§ WHAT THE EXERCISE ASKS
Which lines have the string "upper"? Copy all of them from the entries below.
- - -
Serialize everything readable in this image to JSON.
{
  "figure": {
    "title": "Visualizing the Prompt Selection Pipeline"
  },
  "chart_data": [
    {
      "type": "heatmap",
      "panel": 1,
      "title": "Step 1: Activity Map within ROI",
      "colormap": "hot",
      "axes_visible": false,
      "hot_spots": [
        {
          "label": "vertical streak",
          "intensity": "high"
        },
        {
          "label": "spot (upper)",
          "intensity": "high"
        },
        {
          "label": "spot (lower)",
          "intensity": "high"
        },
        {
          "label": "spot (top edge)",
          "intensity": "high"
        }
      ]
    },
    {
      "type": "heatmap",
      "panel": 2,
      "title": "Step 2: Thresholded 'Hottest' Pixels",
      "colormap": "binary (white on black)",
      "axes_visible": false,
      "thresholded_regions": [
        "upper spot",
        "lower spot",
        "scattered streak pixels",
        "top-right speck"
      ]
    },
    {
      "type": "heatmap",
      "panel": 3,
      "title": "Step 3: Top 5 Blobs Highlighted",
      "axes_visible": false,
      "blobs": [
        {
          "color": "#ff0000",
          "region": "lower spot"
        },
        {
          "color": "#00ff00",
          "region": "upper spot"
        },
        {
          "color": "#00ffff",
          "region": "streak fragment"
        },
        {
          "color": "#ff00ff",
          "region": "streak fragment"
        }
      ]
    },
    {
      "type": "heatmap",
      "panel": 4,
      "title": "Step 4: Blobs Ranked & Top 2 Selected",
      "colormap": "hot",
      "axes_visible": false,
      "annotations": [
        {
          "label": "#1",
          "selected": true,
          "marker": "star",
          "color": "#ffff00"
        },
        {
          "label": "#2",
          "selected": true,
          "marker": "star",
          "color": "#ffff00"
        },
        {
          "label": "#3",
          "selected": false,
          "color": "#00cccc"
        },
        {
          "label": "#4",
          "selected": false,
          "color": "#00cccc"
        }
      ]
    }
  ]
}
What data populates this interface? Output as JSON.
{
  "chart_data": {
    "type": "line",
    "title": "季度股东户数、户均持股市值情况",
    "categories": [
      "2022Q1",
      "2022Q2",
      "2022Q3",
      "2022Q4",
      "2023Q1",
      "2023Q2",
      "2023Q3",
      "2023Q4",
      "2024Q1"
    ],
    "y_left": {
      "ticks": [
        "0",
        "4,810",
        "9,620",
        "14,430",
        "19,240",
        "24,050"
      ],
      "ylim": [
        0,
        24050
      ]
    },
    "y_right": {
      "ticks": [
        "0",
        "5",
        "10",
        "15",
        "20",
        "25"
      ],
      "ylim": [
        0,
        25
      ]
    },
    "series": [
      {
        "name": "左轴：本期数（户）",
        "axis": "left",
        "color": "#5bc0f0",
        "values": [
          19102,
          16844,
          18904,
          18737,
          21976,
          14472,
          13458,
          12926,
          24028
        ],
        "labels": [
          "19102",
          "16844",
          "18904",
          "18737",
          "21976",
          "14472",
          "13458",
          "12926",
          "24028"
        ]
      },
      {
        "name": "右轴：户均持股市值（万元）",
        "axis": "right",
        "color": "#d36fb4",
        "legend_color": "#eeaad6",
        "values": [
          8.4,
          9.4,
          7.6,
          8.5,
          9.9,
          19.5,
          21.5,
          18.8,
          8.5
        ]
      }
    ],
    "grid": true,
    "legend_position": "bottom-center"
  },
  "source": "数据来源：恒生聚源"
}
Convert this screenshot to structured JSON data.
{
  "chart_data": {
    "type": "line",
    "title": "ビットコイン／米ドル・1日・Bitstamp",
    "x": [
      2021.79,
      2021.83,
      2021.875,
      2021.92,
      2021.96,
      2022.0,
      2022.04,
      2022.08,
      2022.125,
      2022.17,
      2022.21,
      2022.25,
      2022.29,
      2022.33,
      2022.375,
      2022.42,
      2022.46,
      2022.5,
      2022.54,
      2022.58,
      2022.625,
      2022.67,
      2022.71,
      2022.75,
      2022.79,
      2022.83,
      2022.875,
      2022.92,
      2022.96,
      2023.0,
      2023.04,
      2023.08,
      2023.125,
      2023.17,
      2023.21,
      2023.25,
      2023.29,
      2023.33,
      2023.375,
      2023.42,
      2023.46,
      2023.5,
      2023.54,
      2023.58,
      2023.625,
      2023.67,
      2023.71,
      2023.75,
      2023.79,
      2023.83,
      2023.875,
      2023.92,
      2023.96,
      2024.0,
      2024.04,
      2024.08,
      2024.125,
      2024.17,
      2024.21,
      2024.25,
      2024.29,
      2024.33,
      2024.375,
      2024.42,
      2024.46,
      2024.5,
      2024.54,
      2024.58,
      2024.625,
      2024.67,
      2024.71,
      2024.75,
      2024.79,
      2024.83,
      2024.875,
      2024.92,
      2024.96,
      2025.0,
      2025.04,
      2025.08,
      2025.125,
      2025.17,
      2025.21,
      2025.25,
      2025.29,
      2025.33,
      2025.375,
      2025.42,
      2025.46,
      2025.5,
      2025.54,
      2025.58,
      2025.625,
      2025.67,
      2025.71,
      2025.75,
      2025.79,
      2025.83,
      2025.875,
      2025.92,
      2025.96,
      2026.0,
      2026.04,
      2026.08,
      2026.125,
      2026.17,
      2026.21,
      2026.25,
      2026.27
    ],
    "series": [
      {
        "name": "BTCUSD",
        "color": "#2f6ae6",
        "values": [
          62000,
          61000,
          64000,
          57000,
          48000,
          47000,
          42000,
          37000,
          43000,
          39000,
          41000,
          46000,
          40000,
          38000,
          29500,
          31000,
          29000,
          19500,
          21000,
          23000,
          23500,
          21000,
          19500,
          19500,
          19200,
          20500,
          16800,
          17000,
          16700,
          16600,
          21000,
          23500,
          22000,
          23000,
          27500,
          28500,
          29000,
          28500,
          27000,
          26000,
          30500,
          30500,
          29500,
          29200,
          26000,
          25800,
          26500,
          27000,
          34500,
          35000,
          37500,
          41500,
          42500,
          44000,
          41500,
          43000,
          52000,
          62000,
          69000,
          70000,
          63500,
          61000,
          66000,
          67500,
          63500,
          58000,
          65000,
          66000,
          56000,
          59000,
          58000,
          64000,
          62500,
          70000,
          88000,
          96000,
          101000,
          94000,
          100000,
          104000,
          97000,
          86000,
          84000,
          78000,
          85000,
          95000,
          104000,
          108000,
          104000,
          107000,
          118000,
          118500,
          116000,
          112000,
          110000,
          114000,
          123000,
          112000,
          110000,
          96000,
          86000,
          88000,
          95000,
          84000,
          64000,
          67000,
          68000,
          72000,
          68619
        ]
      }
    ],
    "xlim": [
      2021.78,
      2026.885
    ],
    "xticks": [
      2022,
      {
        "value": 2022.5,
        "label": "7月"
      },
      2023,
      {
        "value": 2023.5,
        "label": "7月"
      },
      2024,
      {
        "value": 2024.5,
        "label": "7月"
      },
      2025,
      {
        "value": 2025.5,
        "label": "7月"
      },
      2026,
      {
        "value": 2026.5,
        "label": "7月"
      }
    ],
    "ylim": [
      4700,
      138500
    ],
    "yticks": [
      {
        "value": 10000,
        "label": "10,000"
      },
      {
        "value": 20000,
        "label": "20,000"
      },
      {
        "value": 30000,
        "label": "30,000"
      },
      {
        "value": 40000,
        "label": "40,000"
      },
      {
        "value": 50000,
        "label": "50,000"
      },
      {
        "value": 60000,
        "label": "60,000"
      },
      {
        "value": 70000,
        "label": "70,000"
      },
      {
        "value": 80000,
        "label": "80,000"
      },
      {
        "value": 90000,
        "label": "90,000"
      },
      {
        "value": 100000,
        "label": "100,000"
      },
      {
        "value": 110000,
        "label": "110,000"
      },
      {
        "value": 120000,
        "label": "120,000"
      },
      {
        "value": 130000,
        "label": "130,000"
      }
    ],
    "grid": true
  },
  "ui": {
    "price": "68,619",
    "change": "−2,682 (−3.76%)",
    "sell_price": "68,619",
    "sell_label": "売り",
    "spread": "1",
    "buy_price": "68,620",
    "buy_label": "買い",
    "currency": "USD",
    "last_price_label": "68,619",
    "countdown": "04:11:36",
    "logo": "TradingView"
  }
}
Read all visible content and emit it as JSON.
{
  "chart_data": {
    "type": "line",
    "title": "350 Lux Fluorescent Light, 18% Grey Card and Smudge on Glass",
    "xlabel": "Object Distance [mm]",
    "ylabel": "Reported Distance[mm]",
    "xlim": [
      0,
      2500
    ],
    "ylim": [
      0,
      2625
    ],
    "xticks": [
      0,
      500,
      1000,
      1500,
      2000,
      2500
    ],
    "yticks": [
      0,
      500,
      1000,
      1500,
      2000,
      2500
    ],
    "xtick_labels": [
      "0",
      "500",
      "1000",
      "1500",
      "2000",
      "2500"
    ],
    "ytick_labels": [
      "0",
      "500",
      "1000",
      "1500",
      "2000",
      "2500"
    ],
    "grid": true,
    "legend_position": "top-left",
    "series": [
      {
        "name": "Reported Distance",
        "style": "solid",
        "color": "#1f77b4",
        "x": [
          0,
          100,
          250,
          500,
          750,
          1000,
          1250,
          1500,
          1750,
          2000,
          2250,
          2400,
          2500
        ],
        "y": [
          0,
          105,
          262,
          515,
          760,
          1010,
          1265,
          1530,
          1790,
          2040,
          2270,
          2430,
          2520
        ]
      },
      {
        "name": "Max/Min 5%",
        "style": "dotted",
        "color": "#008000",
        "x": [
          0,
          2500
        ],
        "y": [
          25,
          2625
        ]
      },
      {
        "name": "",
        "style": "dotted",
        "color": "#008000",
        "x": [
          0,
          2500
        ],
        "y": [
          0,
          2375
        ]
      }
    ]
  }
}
- - -
§ CORRECT RESPONSE
          "label": "spot (upper)",
        "upper spot",
          "region": "upper spot"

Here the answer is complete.